What is asked —
Isolate every line in the data with the string "content" and copy it.

* START Exercise material *

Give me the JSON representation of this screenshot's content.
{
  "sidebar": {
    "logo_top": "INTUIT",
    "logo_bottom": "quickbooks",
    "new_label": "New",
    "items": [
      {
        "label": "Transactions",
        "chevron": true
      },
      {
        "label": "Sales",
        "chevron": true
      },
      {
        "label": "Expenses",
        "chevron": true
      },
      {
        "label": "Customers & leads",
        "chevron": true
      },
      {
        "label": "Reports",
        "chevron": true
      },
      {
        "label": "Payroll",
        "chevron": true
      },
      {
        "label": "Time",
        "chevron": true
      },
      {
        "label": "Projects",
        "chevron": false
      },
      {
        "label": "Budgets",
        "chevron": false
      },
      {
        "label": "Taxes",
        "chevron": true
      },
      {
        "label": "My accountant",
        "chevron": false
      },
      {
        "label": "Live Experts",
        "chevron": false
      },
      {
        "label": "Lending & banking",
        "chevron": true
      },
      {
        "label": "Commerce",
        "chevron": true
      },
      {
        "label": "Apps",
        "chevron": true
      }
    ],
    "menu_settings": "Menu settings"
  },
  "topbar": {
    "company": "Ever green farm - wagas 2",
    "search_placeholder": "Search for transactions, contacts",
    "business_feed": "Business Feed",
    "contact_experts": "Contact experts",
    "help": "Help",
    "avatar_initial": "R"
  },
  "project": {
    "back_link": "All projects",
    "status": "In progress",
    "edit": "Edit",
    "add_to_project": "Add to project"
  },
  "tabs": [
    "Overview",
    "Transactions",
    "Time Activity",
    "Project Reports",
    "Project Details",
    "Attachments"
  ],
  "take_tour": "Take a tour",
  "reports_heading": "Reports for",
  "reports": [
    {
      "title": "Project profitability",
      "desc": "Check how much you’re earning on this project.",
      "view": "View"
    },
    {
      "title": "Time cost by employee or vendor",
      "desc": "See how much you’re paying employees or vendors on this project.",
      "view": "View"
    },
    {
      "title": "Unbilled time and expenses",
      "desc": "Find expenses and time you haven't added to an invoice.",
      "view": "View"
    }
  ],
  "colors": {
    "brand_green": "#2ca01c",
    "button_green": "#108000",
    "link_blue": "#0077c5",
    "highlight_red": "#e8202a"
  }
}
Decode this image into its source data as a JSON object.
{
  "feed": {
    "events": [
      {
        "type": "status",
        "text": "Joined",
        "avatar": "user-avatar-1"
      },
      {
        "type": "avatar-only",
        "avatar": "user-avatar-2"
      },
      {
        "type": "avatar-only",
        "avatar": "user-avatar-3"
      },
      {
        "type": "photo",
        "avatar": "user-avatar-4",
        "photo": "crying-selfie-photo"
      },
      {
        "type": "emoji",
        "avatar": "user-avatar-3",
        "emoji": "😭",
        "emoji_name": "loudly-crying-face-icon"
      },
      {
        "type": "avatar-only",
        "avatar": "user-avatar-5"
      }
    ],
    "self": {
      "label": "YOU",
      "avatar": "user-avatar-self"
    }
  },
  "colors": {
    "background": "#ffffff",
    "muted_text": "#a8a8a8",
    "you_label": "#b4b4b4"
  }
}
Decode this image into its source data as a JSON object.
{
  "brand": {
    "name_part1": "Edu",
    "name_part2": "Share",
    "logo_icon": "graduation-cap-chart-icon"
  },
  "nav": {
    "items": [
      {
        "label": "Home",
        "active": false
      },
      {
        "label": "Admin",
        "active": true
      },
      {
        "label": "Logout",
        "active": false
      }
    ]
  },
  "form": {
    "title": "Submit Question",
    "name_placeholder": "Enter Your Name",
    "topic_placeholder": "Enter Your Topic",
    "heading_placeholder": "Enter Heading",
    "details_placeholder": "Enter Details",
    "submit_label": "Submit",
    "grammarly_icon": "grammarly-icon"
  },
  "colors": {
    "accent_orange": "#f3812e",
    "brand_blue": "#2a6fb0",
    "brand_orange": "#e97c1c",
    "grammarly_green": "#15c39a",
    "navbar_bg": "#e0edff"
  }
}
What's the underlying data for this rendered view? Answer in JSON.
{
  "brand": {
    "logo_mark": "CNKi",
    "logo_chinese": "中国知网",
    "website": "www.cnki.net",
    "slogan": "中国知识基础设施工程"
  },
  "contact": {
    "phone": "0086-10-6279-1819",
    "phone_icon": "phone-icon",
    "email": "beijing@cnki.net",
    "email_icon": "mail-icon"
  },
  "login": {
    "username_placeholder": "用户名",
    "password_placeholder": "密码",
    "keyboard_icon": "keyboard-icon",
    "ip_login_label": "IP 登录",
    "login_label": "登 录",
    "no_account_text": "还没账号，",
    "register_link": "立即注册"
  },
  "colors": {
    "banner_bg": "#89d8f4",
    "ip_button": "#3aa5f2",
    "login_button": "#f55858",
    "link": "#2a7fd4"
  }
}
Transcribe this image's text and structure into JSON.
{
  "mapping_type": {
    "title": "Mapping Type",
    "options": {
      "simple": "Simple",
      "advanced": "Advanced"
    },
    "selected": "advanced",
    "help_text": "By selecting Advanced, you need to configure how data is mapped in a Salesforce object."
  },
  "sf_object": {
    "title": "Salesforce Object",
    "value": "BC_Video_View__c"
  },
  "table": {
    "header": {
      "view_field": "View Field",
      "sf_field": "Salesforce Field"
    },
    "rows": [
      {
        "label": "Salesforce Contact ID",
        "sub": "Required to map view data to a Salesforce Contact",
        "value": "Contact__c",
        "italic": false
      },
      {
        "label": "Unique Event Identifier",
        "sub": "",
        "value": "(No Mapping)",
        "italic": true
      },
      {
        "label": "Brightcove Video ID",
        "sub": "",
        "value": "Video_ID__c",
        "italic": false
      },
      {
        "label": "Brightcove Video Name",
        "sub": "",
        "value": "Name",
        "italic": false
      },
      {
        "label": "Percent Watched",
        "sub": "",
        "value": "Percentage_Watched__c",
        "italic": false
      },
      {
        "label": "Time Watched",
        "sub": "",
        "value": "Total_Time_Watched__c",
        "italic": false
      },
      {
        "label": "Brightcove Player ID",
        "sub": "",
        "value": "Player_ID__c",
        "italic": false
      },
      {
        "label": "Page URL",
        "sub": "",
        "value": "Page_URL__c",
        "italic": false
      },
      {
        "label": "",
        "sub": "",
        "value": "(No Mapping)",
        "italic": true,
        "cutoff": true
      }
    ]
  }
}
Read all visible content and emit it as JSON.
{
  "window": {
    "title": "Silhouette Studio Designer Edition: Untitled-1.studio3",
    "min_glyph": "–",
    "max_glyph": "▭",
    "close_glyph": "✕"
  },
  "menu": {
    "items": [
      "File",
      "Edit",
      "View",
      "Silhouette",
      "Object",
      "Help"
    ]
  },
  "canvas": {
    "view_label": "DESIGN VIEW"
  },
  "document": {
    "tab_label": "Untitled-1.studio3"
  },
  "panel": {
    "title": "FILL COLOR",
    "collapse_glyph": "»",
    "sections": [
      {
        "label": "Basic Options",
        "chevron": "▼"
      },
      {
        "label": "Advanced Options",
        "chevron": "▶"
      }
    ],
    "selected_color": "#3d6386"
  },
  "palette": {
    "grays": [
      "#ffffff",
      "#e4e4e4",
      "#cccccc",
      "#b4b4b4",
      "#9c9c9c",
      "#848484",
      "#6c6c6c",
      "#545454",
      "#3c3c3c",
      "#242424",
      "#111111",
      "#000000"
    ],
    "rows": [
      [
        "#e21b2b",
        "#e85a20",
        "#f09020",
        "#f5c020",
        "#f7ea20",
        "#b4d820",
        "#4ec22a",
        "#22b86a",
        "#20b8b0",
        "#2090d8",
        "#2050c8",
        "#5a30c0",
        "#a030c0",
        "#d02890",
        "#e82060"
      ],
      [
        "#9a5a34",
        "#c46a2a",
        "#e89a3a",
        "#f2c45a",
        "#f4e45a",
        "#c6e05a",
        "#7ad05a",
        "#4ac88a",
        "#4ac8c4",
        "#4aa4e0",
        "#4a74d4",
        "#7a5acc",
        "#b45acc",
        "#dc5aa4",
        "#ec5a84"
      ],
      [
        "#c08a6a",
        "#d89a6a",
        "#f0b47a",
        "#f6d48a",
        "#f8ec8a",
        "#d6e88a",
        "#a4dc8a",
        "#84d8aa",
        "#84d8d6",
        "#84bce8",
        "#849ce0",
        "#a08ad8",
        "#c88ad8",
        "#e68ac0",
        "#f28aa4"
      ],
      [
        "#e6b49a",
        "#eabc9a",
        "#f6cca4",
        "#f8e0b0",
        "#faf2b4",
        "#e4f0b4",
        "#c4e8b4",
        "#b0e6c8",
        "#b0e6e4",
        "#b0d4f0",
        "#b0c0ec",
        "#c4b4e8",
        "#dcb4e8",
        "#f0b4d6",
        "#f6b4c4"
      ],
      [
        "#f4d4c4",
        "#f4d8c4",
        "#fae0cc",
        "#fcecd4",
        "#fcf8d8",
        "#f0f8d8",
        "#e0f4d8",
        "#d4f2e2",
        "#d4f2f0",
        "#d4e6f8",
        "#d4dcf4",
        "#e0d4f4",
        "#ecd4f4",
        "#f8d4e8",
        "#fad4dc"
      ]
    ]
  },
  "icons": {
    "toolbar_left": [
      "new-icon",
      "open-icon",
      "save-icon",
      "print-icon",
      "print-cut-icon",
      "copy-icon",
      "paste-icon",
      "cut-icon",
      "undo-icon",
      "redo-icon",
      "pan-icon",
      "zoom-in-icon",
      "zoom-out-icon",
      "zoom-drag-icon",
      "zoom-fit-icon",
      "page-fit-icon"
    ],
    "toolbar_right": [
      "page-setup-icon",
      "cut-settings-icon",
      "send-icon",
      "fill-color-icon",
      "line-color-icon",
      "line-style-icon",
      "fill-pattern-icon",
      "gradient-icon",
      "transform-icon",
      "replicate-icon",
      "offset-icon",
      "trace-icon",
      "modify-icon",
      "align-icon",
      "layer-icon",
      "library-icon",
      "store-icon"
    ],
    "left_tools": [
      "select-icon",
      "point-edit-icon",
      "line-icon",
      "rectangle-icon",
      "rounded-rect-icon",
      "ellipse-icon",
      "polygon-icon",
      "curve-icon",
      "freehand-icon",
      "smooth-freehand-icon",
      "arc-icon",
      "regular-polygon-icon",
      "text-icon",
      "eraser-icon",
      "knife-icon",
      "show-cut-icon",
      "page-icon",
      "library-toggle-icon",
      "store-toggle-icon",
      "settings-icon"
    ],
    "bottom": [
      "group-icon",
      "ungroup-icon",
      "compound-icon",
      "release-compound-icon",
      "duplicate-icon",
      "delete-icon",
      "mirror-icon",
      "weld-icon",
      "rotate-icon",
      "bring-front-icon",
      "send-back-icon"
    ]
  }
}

* END Exercise material *

Finished answer —
Give me the JSON representation of this screenshot's content.
Read all visible content and emit it as JSON.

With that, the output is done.